* [DIRECTIONS FOR THIS TASK]:
Output the full material exactly as it appears here.

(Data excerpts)
* * *
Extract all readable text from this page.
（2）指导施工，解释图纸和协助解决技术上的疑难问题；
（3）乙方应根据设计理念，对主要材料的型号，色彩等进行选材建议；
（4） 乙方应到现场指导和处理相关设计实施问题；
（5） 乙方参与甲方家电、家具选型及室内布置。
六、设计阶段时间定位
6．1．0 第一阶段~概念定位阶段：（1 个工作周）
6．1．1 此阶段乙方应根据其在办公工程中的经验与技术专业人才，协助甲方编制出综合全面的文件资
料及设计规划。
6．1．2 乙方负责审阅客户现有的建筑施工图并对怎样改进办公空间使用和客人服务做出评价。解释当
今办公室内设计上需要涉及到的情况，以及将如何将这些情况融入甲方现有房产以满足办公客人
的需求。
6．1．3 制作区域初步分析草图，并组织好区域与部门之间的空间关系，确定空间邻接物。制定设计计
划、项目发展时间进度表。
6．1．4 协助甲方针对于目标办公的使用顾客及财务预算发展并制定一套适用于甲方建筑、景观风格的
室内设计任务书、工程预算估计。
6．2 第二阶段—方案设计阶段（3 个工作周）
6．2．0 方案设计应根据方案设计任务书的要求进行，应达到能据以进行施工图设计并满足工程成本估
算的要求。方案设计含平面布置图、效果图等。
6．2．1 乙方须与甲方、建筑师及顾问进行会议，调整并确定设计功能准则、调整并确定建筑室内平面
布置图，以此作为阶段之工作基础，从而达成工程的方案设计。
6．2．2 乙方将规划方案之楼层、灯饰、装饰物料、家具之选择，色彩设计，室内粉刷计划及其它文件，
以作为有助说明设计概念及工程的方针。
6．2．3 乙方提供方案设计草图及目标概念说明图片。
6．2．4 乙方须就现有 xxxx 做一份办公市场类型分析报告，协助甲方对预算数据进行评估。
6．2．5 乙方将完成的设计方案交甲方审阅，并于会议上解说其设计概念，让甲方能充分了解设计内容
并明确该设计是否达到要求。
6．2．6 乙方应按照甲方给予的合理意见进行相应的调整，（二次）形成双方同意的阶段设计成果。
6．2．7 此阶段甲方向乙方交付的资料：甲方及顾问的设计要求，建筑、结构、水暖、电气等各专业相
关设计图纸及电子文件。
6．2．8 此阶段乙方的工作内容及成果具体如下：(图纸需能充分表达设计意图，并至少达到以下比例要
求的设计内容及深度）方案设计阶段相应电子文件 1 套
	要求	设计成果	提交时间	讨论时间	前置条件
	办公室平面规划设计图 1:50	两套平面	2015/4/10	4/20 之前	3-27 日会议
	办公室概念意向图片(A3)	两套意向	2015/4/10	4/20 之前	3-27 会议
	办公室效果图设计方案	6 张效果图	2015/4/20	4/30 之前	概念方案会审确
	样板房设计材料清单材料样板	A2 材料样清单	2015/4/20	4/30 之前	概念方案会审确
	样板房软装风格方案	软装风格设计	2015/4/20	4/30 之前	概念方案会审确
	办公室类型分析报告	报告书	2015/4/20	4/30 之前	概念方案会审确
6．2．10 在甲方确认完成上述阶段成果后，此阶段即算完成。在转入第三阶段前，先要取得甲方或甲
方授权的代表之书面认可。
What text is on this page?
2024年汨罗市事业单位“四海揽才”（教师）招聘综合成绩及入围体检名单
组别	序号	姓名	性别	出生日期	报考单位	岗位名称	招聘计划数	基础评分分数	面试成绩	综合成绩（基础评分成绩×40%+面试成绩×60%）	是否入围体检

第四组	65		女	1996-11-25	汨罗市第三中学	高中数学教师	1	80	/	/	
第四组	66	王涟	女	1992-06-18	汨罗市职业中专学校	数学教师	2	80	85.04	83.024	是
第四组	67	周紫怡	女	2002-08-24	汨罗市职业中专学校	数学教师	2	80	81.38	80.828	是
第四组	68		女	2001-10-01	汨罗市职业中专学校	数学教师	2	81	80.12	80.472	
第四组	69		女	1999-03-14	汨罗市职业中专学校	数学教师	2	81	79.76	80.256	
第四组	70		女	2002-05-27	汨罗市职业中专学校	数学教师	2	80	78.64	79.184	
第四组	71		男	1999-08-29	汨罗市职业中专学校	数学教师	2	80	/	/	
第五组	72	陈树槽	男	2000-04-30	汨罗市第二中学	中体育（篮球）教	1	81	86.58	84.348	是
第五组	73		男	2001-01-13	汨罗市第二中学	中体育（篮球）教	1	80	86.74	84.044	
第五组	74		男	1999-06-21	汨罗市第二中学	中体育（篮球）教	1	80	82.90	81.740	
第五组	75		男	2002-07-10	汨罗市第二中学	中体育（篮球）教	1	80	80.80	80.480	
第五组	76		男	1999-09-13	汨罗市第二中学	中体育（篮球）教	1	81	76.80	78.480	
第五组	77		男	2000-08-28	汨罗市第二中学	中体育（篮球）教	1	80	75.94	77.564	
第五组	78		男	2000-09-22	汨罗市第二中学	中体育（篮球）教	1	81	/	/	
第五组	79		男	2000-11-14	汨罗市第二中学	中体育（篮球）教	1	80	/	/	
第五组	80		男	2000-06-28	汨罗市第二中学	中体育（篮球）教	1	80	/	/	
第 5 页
* * *
* [WORKED SOLUTION]:
Extract all readable text from this page.
（2）指导施工，解释图纸和协助解决技术上的疑难问题；
（3）乙方应根据设计理念，对主要材料的型号，色彩等进行选材建议；
（4） 乙方应到现场指导和处理相关设计实施问题；
（5） 乙方参与甲方家电、家具选型及室内布置。
六、设计阶段时间定位
6．1．0 第一阶段~概念定位阶段：（1 个工作周）
6．1．1 此阶段乙方应根据其在办公工程中的经验与技术专业人才，协助甲方编制出综合全面的文件资
料及设计规划。
6．1．2 乙方负责审阅客户现有的建筑施工图并对怎样改进办公空间使用和客人服务做出评价。解释当
今办公室内设计上需要涉及到的情况，以及将如何将这些情况融入甲方现有房产以满足办公客人
的需求。
6．1．3 制作区域初步分析草图，并组织好区域与部门之间的空间关系，确定空间邻接物。制定设计计
划、项目发展时间进度表。
6．1．4 协助甲方针对于目标办公的使用顾客及财务预算发展并制定一套适用于甲方建筑、景观风格的
室内设计任务书、工程预算估计。
6．2 第二阶段—方案设计阶段（3 个工作周）
6．2．0 方案设计应根据方案设计任务书的要求进行，应达到能据以进行施工图设计并满足工程成本估
算的要求。方案设计含平面布置图、效果图等。
6．2．1 乙方须与甲方、建筑师及顾问进行会议，调整并确定设计功能准则、调整并确定建筑室内平面
布置图，以此作为阶段之工作基础，从而达成工程的方案设计。
6．2．2 乙方将规划方案之楼层、灯饰、装饰物料、家具之选择，色彩设计，室内粉刷计划及其它文件，
以作为有助说明设计概念及工程的方针。
6．2．3 乙方提供方案设计草图及目标概念说明图片。
6．2．4 乙方须就现有 xxxx 做一份办公市场类型分析报告，协助甲方对预算数据进行评估。
6．2．5 乙方将完成的设计方案交甲方审阅，并于会议上解说其设计概念，让甲方能充分了解设计内容
并明确该设计是否达到要求。
6．2．6 乙方应按照甲方给予的合理意见进行相应的调整，（二次）形成双方同意的阶段设计成果。
6．2．7 此阶段甲方向乙方交付的资料：甲方及顾问的设计要求，建筑、结构、水暖、电气等各专业相
关设计图纸及电子文件。
6．2．8 此阶段乙方的工作内容及成果具体如下：(图纸需能充分表达设计意图，并至少达到以下比例要
求的设计内容及深度）方案设计阶段相应电子文件 1 套
	要求	设计成果	提交时间	讨论时间	前置条件
	办公室平面规划设计图 1:50	两套平面	2015/4/10	4/20 之前	3-27 日会议
	办公室概念意向图片(A3)	两套意向	2015/4/10	4/20 之前	3-27 会议
	办公室效果图设计方案	6 张效果图	2015/4/20	4/30 之前	概念方案会审确
	样板房设计材料清单材料样板	A2 材料样清单	2015/4/20	4/30 之前	概念方案会审确
	样板房软装风格方案	软装风格设计	2015/4/20	4/30 之前	概念方案会审确
	办公室类型分析报告	报告书	2015/4/20	4/30 之前	概念方案会审确
6．2．10 在甲方确认完成上述阶段成果后，此阶段即算完成。在转入第三阶段前，先要取得甲方或甲
方授权的代表之书面认可。
What text is on this page?
2024年汨罗市事业单位“四海揽才”（教师）招聘综合成绩及入围体检名单
组别	序号	姓名	性别	出生日期	报考单位	岗位名称	招聘计划数	基础评分分数	面试成绩	综合成绩（基础评分成绩×40%+面试成绩×60%）	是否入围体检

第四组	65		女	1996-11-25	汨罗市第三中学	高中数学教师	1	80	/	/	
第四组	66	王涟	女	1992-06-18	汨罗市职业中专学校	数学教师	2	80	85.04	83.024	是
第四组	67	周紫怡	女	2002-08-24	汨罗市职业中专学校	数学教师	2	80	81.38	80.828	是
第四组	68		女	2001-10-01	汨罗市职业中专学校	数学教师	2	81	80.12	80.472	
第四组	69		女	1999-03-14	汨罗市职业中专学校	数学教师	2	81	79.76	80.256	
第四组	70		女	2002-05-27	汨罗市职业中专学校	数学教师	2	80	78.64	79.184	
第四组	71		男	1999-08-29	汨罗市职业中专学校	数学教师	2	80	/	/	
第五组	72	陈树槽	男	2000-04-30	汨罗市第二中学	中体育（篮球）教	1	81	86.58	84.348	是
第五组	73		男	2001-01-13	汨罗市第二中学	中体育（篮球）教	1	80	86.74	84.044	
第五组	74		男	1999-06-21	汨罗市第二中学	中体育（篮球）教	1	80	82.90	81.740	
第五组	75		男	2002-07-10	汨罗市第二中学	中体育（篮球）教	1	80	80.80	80.480	
第五组	76		男	1999-09-13	汨罗市第二中学	中体育（篮球）教	1	81	76.80	78.480	
第五组	77		男	2000-08-28	汨罗市第二中学	中体育（篮球）教	1	80	75.94	77.564	
第五组	78		男	2000-09-22	汨罗市第二中学	中体育（篮球）教	1	81	/	/	
第五组	79		男	2000-11-14	汨罗市第二中学	中体育（篮球）教	1	80	/	/	
第五组	80		男	2000-06-28	汨罗市第二中学	中体育（篮球）教	1	80	/	/	
第 5 页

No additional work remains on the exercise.